● **Material for this exercise**:

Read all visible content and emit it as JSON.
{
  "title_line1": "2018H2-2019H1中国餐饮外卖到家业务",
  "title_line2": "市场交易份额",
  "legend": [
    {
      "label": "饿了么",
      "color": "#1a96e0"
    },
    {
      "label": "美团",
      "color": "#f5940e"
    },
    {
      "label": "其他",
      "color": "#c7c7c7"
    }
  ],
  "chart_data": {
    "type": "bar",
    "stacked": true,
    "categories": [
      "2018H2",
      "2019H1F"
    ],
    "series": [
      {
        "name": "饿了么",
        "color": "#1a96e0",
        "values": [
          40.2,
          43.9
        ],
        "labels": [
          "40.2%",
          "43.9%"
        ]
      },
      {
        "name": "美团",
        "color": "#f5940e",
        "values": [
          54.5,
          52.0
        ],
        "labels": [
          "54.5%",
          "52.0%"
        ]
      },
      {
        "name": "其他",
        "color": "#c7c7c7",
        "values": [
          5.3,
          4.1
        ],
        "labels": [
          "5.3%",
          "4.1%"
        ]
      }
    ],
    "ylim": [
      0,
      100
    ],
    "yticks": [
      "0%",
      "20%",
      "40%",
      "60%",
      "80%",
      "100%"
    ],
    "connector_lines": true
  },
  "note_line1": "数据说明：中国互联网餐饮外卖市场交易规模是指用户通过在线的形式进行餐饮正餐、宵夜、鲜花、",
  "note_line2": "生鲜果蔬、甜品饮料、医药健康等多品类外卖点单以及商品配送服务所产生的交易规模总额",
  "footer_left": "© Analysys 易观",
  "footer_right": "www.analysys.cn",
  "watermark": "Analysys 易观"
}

● **Written exercise**:
Copy out each line above, character for character.

● **Solution for this exercise**:
Read all visible content and emit it as JSON.
{
  "title_line1": "2018H2-2019H1中国餐饮外卖到家业务",
  "title_line2": "市场交易份额",
  "legend": [
    {
      "label": "饿了么",
      "color": "#1a96e0"
    },
    {
      "label": "美团",
      "color": "#f5940e"
    },
    {
      "label": "其他",
      "color": "#c7c7c7"
    }
  ],
  "chart_data": {
    "type": "bar",
    "stacked": true,
    "categories": [
      "2018H2",
      "2019H1F"
    ],
    "series": [
      {
        "name": "饿了么",
        "color": "#1a96e0",
        "values": [
          40.2,
          43.9
        ],
        "labels": [
          "40.2%",
          "43.9%"
        ]
      },
      {
        "name": "美团",
        "color": "#f5940e",
        "values": [
          54.5,
          52.0
        ],
        "labels": [
          "54.5%",
          "52.0%"
        ]
      },
      {
        "name": "其他",
        "color": "#c7c7c7",
        "values": [
          5.3,
          4.1
        ],
        "labels": [
          "5.3%",
          "4.1%"
        ]
      }
    ],
    "ylim": [
      0,
      100
    ],
    "yticks": [
      "0%",
      "20%",
      "40%",
      "60%",
      "80%",
      "100%"
    ],
    "connector_lines": true
  },
  "note_line1": "数据说明：中国互联网餐饮外卖市场交易规模是指用户通过在线的形式进行餐饮正餐、宵夜、鲜花、",
  "note_line2": "生鲜果蔬、甜品饮料、医药健康等多品类外卖点单以及商品配送服务所产生的交易规模总额",
  "footer_left": "© Analysys 易观",
  "footer_right": "www.analysys.cn",
  "watermark": "Analysys 易观"
}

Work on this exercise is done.